> _WORK REQUIRED_
Please express every line of the material below as a JSON list of strings, one string per line, with blank lines skipped. Leave the pictures out of the answer.

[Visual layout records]

··········

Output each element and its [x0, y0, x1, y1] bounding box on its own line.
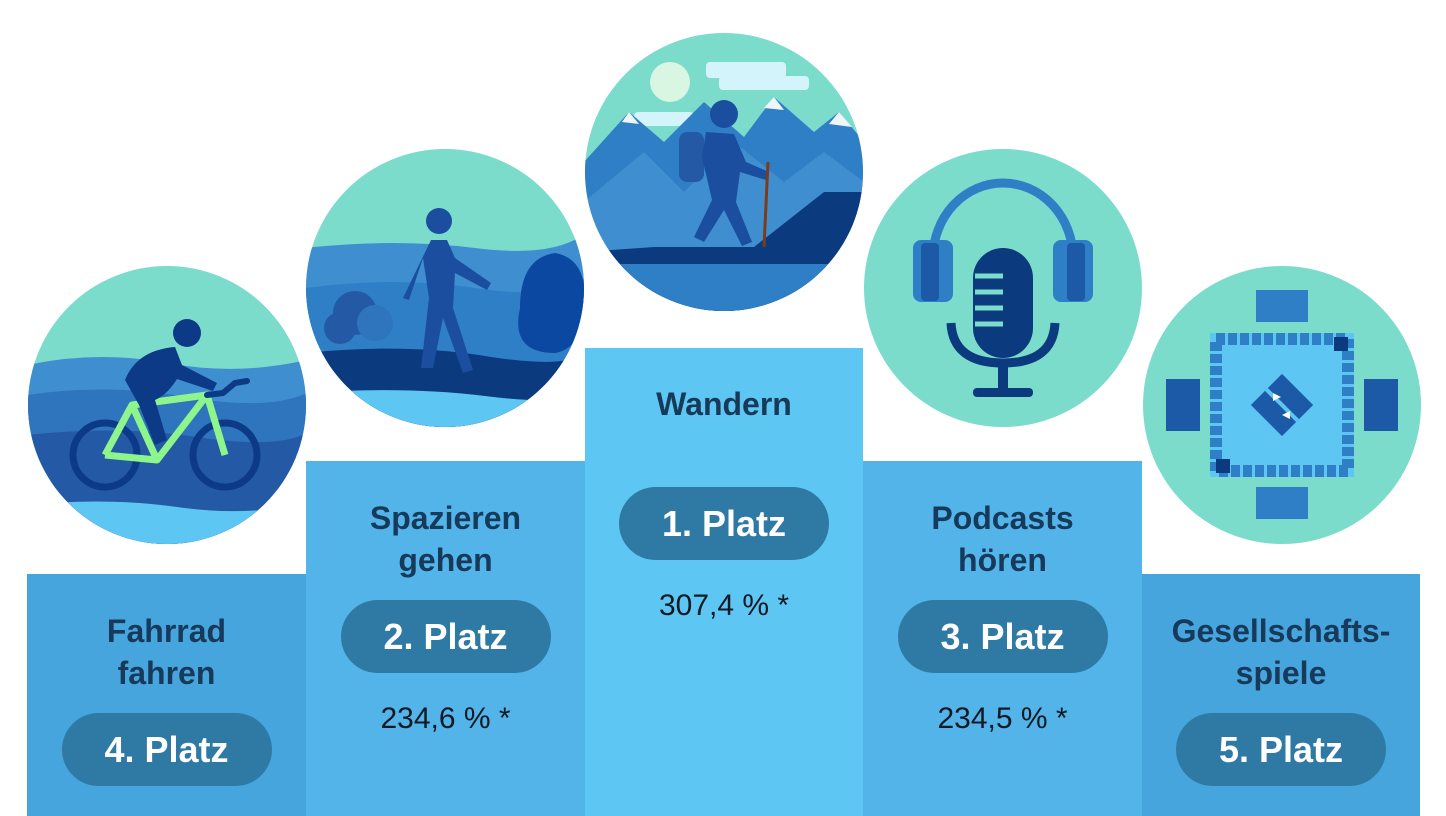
board-game-icon — [1143, 266, 1421, 544]
rank-badge: 5. Platz — [1176, 713, 1386, 786]
podium-block-rank-4: Fahrrad fahren 4. Platz — [27, 574, 306, 816]
activity-label: Wandern — [656, 386, 792, 422]
rank-badge: 3. Platz — [897, 600, 1108, 673]
percentage-value: 234,5 % * — [937, 702, 1068, 735]
podcast-illustration — [863, 148, 1143, 428]
podcast-microphone-icon — [864, 149, 1142, 427]
activity-label: Spazieren gehen — [369, 500, 522, 578]
podium-block-rank-5: Gesellschafts- spiele 5. Platz — [1142, 574, 1420, 816]
hiker-illustration — [584, 32, 864, 312]
activity-label: Gesellschafts- spiele — [1171, 613, 1391, 691]
activity-label: Fahrrad fahren — [106, 613, 227, 691]
rank-badge: 1. Platz — [619, 487, 829, 560]
rank-badge: 4. Platz — [61, 713, 272, 786]
percentage-value: 234,6 % * — [380, 702, 511, 735]
cyclist-illustration — [27, 265, 307, 545]
rank-badge: 2. Platz — [340, 600, 551, 673]
board-game-illustration — [1142, 265, 1422, 545]
podium-block-rank-3: Podcasts hören 3. Platz 234,5 % * — [863, 461, 1142, 816]
hiker-icon — [585, 33, 863, 311]
walker-icon — [306, 149, 584, 427]
percentage-value: 307,4 % * — [658, 589, 790, 622]
activity-label: Podcasts hören — [931, 500, 1074, 578]
cyclist-icon — [28, 266, 306, 544]
podium-block-rank-2: Spazieren gehen 2. Platz 234,6 % * — [306, 461, 585, 816]
walker-illustration — [305, 148, 585, 428]
podium-block-rank-1: Wandern 1. Platz 307,4 % * — [585, 348, 863, 816]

··········

> _THE SOLUTION_
[
  "Output each element and its [x0, y0, x1, y1] bounding box on its own line.",
  "board-game-icon — [1143, 266, 1421, 544]",
  "rank-badge: 5. Platz — [1176, 713, 1386, 786]",
  "podium-block-rank-4: Fahrrad fahren 4. Platz — [27, 574, 306, 816]",
  "activity-label: Wandern — [656, 386, 792, 422]",
  "rank-badge: 3. Platz — [897, 600, 1108, 673]",
  "percentage-value: 234,5 % * — [937, 702, 1068, 735]",
  "podcast-illustration — [863, 148, 1143, 428]",
  "podcast-microphone-icon — [864, 149, 1142, 427]",
  "activity-label: Spazieren gehen — [369, 500, 522, 578]",
  "podium-block-rank-5: Gesellschafts- spiele 5. Platz — [1142, 574, 1420, 816]",
  "hiker-illustration — [584, 32, 864, 312]",
  "activity-label: Gesellschafts- spiele — [1171, 613, 1391, 691]",
  "activity-label: Fahrrad fahren — [106, 613, 227, 691]",
  "rank-badge: 1. Platz — [619, 487, 829, 560]",
  "rank-badge: 4. Platz — [61, 713, 272, 786]",
  "percentage-value: 234,6 % * — [380, 702, 511, 735]",
  "cyclist-illustration — [27, 265, 307, 545]",
  "rank-badge: 2. Platz — [340, 600, 551, 673]",
  "board-game-illustration — [1142, 265, 1422, 545]",
  "podium-block-rank-3: Podcasts hören 3. Platz 234,5 % * — [863, 461, 1142, 816]",
  "hiker-icon — [585, 33, 863, 311]",
  "walker-icon — [306, 149, 584, 427]",
  "percentage-value: 307,4 % * — [658, 589, 790, 622]",
  "activity-label: Podcasts hören — [931, 500, 1074, 578]",
  "cyclist-icon — [28, 266, 306, 544]",
  "podium-block-rank-2: Spazieren gehen 2. Platz 234,6 % * — [306, 461, 585, 816]",
  "walker-illustration — [305, 148, 585, 428]",
  "podium-block-rank-1: Wandern 1. Platz 307,4 % * — [585, 348, 863, 816]"
]